TASK INSTRUCTIONS: Give every line of the data again, unchanged, but with no pictures.

ENTRIES SHOWN:
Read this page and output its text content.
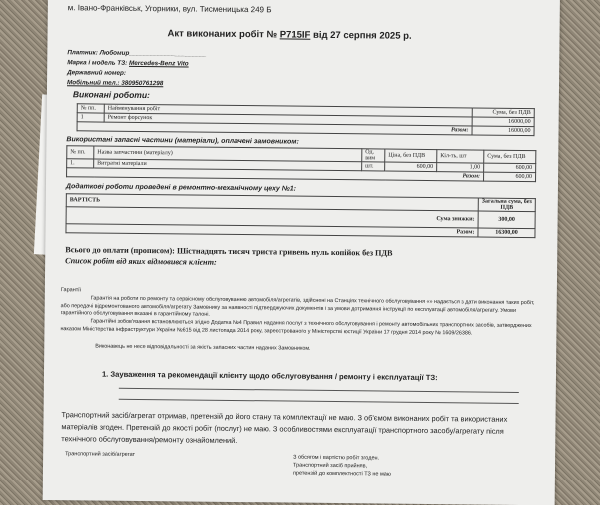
м. Івано-Франківськ, Угорники, вул. Тисменицька 249 Б
Акт виконаних робіт № P715IF від 27 серпня 2025 р.
Платник: Любомир______________________
Марка і модель ТЗ: Mercedes-Benz Vito
Державний номер:
Мобільний тел.: 380950761298
Виконані роботи:
№ пп.	Найменування робіт	Сума, без ПДВ
1	Ремонт форсунок	16000,00
Разом:		16000,00
Використані запасні частини (матеріали), оплачені замовником:
№ пп.	Назва запчастини (матеріалу)	Од. вим	Ціна, без ПДВ	Кіл-ть, шт	Сума, без ПДВ
1.	Витратні матеріали	шт.	600,00	1,00	600,00
Разом:					600,00
Додаткові роботи проведені в ремонтно-механічному цеху №1:
ВАРТІСТЬ	Загальна сума, без ПДВ
Сума знижки:	300,00
Разом:	16300,00
Всього до оплати (прописом): Шістнадцять тисяч триста гривень нуль копійок без ПДВ
Список робіт від яких відмовився клієнт:
Гарантії
Гарантія на роботи по ремонту та сервісному обслуговуванню автомобіля/агрегатів, здійснені на Станціях технічного обслуговування «» надається з дати виконання таких робіт, або передачі відремонтованого автомобіля/агрегату Замовнику за наявності підтверджуючих документів і за умови дотримання інструкції по експлуатації автомобіля/агрегату. Умови гарантійного обслуговування вказані в гарантійному талоні.
Гарантійні зобов'язання встановлюються згідно Додатка №4 Правил надання послуг з технічного обслуговування і ремонту автомобільних транспортних засобів, затверджених наказом Міністерства інфраструктури України №615 від 28 листопада 2014 року, зареєстрованого у Міністерстві юстиції України 17 грудня 2014 року № 1609/26386.
Виконавець не несе відповідальності за якість запасних частин наданих Замовником.
1. Зауваження та рекомендації клієнту щодо обслуговування / ремонту і експлуатації ТЗ:
Транспортний засіб/агрегат отримав, претензій до його стану та комплектації не маю. З об'ємом виконаних робіт та використаних матеріалів згоден. Претензій до якості робіт (послуг) не маю. З особливостями експлуатації транспортного засобу/агрегату після технічного обслуговування/ремонту ознайомлений.
Транспортний засіб/агрегат
З обсягом і вартістю робіт згоден.
Транспортний засіб прийняв,
претензій до комплектності ТЗ не маю
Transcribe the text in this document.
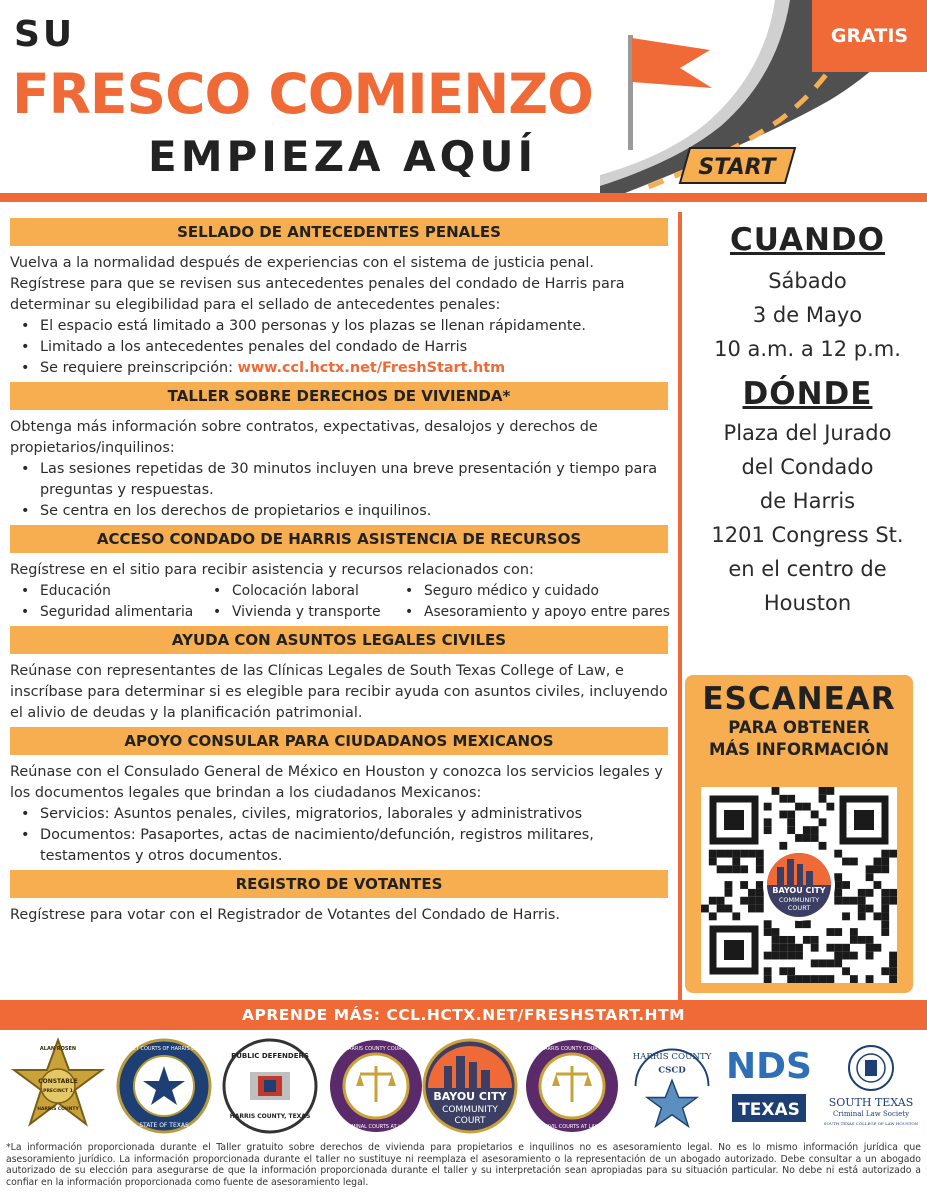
SU
FRESCO COMIENZO
EMPIEZA AQUÍ	START
GRATIS
SELLADO DE ANTECEDENTES PENALES

Vuelva a la normalidad después de experiencias con el sistema de justicia penal. Regístrese para que se revisen sus antecedentes penales del condado de Harris para determinar su elegibilidad para el sellado de antecedentes penales:

• El espacio está limitado a 300 personas y los plazas se llenan rápidamente.
• Limitado a los antecedentes penales del condado de Harris
• Se requiere preinscripción: www.ccl.hctx.net/FreshStart.htm
TALLER SOBRE DERECHOS DE VIVIENDA*

Obtenga más información sobre contratos, expectativas, desalojos y derechos de propietarios/inquilinos:

• Las sesiones repetidas de 30 minutos incluyen una breve presentación y tiempo para preguntas y respuestas.
• Se centra en los derechos de propietarios e inquilinos.
ACCESO CONDADO DE HARRIS ASISTENCIA DE RECURSOS

Regístrese en el sitio para recibir asistencia y recursos relacionados con:

• Educación	• Colocación laboral	• Seguro médico y cuidado
• Seguridad alimentaria	• Vivienda y transporte	• Asesoramiento y apoyo entre pares
AYUDA CON ASUNTOS LEGALES CIVILES

Reúnase con representantes de las Clínicas Legales de South Texas College of Law, e inscríbase para determinar si es elegible para recibir ayuda con asuntos civiles, incluyendo el alivio de deudas y la planificación patrimonial.

APOYO CONSULAR PARA CIUDADANOS MEXICANOS

Reúnase con el Consulado General de México en Houston y conozca los servicios legales y los documentos legales que brindan a los ciudadanos Mexicanos:

• Servicios: Asuntos penales, civiles, migratorios, laborales y administrativos
• Documentos: Pasaportes, actas de nacimiento/defunción, registros militares, testamentos y otros documentos.
REGISTRO DE VOTANTES

Regístrese para votar con el Registrador de Votantes del Condado de Harris.

CUANDO
Sábado
3 de Mayo
10 a.m. a 12 p.m.
DÓNDE
Plaza del Jurado
del Condado
de Harris
1201 Congress St.
en el centro de
Houston
ESCANEAR
PARA OBTENER
MÁS INFORMACIÓN
BAYOU CITY
COMMUNITY
COURT
APRENDE MÁS: CCL.HCTX.NET/FRESHSTART.HTM
ALAN ROSEN
CONSTABLE
PRECINCT 1
HARRIS COUNTY
DISTRICT COURTS OF HARRIS COUNTY
STATE OF TEXAS
PUBLIC DEFENDERS
HARRIS COUNTY, TEXAS
HARRIS COUNTY COURTS
CRIMINAL COURTS AT LAW
BAYOU CITY
COMMUNITY
COURT
HARRIS COUNTY COURTS
CIVIL COURTS AT LAW
HARRIS COUNTY
CSCD NDS
TEXAS	SOUTH TEXAS
Criminal Law Society
SOUTH TEXAS COLLEGE OF LAW HOUSTON
*La información proporcionada durante el Taller gratuito sobre derechos de vivienda para propietarios e inquilinos no es asesoramiento legal. No es lo mismo información jurídica que asesoramiento jurídico. La información proporcionada durante el taller no sustituye ni reemplaza el asesoramiento o la representación de un abogado autorizado. Debe consultar a un abogado autorizado de su elección para asegurarse de que la información proporcionada durante el taller y su interpretación sean apropiadas para su situación particular. No debe ni está autorizado a confiar en la información proporcionada como fuente de asesoramiento legal.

SOLUTION TO THE PROBLEM:
Read this page and output its text content.
м. Івано-Франківськ, Угорники, вул. Тисменицька 249 Б
Акт виконаних робіт № P715IF від 27 серпня 2025 р.
Платник: Любомир______________________
Марка і модель ТЗ: Mercedes-Benz Vito
Державний номер:
Мобільний тел.: 380950761298
Виконані роботи:
№ пп.	Найменування робіт	Сума, без ПДВ
1	Ремонт форсунок	16000,00
Разом:		16000,00
Використані запасні частини (матеріали), оплачені замовником:
№ пп.	Назва запчастини (матеріалу)	Од. вим	Ціна, без ПДВ	Кіл-ть, шт	Сума, без ПДВ
1.	Витратні матеріали	шт.	600,00	1,00	600,00
Разом:					600,00
Додаткові роботи проведені в ремонтно-механічному цеху №1:
ВАРТІСТЬ	Загальна сума, без ПДВ
Сума знижки:	300,00
Разом:	16300,00
Всього до оплати (прописом): Шістнадцять тисяч триста гривень нуль копійок без ПДВ
Список робіт від яких відмовився клієнт:
Гарантії
Гарантія на роботи по ремонту та сервісному обслуговуванню автомобіля/агрегатів, здійснені на Станціях технічного обслуговування «» надається з дати виконання таких робіт, або передачі відремонтованого автомобіля/агрегату Замовнику за наявності підтверджуючих документів і за умови дотримання інструкції по експлуатації автомобіля/агрегату. Умови гарантійного обслуговування вказані в гарантійному талоні.
Гарантійні зобов'язання встановлюються згідно Додатка №4 Правил надання послуг з технічного обслуговування і ремонту автомобільних транспортних засобів, затверджених наказом Міністерства інфраструктури України №615 від 28 листопада 2014 року, зареєстрованого у Міністерстві юстиції України 17 грудня 2014 року № 1609/26386.
Виконавець не несе відповідальності за якість запасних частин наданих Замовником.
1. Зауваження та рекомендації клієнту щодо обслуговування / ремонту і експлуатації ТЗ:
Транспортний засіб/агрегат отримав, претензій до його стану та комплектації не маю. З об'ємом виконаних робіт та використаних матеріалів згоден. Претензій до якості робіт (послуг) не маю. З особливостями експлуатації транспортного засобу/агрегату після технічного обслуговування/ремонту ознайомлений.
Транспортний засіб/агрегат
З обсягом і вартістю робіт згоден.
Транспортний засіб прийняв,
претензій до комплектності ТЗ не маю
Transcribe the text in this document.
SU
FRESCO COMIENZO
EMPIEZA AQUÍ	START
GRATIS
SELLADO DE ANTECEDENTES PENALES

Vuelva a la normalidad después de experiencias con el sistema de justicia penal. Regístrese para que se revisen sus antecedentes penales del condado de Harris para determinar su elegibilidad para el sellado de antecedentes penales:

• El espacio está limitado a 300 personas y los plazas se llenan rápidamente.
• Limitado a los antecedentes penales del condado de Harris
• Se requiere preinscripción: www.ccl.hctx.net/FreshStart.htm
TALLER SOBRE DERECHOS DE VIVIENDA*

Obtenga más información sobre contratos, expectativas, desalojos y derechos de propietarios/inquilinos:

• Las sesiones repetidas de 30 minutos incluyen una breve presentación y tiempo para preguntas y respuestas.
• Se centra en los derechos de propietarios e inquilinos.
ACCESO CONDADO DE HARRIS ASISTENCIA DE RECURSOS

Regístrese en el sitio para recibir asistencia y recursos relacionados con:

• Educación	• Colocación laboral	• Seguro médico y cuidado
• Seguridad alimentaria	• Vivienda y transporte	• Asesoramiento y apoyo entre pares
AYUDA CON ASUNTOS LEGALES CIVILES

Reúnase con representantes de las Clínicas Legales de South Texas College of Law, e inscríbase para determinar si es elegible para recibir ayuda con asuntos civiles, incluyendo el alivio de deudas y la planificación patrimonial.

APOYO CONSULAR PARA CIUDADANOS MEXICANOS

Reúnase con el Consulado General de México en Houston y conozca los servicios legales y los documentos legales que brindan a los ciudadanos Mexicanos:

• Servicios: Asuntos penales, civiles, migratorios, laborales y administrativos
• Documentos: Pasaportes, actas de nacimiento/defunción, registros militares, testamentos y otros documentos.
REGISTRO DE VOTANTES

Regístrese para votar con el Registrador de Votantes del Condado de Harris.

CUANDO
Sábado
3 de Mayo
10 a.m. a 12 p.m.
DÓNDE
Plaza del Jurado
del Condado
de Harris
1201 Congress St.
en el centro de
Houston
ESCANEAR
PARA OBTENER
MÁS INFORMACIÓN
BAYOU CITY
COMMUNITY
COURT
APRENDE MÁS: CCL.HCTX.NET/FRESHSTART.HTM
ALAN ROSEN
CONSTABLE
PRECINCT 1
HARRIS COUNTY
DISTRICT COURTS OF HARRIS COUNTY
STATE OF TEXAS
PUBLIC DEFENDERS
HARRIS COUNTY, TEXAS
HARRIS COUNTY COURTS
CRIMINAL COURTS AT LAW
BAYOU CITY
COMMUNITY
COURT
HARRIS COUNTY COURTS
CIVIL COURTS AT LAW
HARRIS COUNTY
CSCD NDS
TEXAS	SOUTH TEXAS
Criminal Law Society
SOUTH TEXAS COLLEGE OF LAW HOUSTON
*La información proporcionada durante el Taller gratuito sobre derechos de vivienda para propietarios e inquilinos no es asesoramiento legal. No es lo mismo información jurídica que asesoramiento jurídico. La información proporcionada durante el taller no sustituye ni reemplaza el asesoramiento o la representación de un abogado autorizado. Debe consultar a un abogado autorizado de su elección para asegurarse de que la información proporcionada durante el taller y su interpretación sean apropiadas para su situación particular. No debe ni está autorizado a confiar en la información proporcionada como fuente de asesoramiento legal.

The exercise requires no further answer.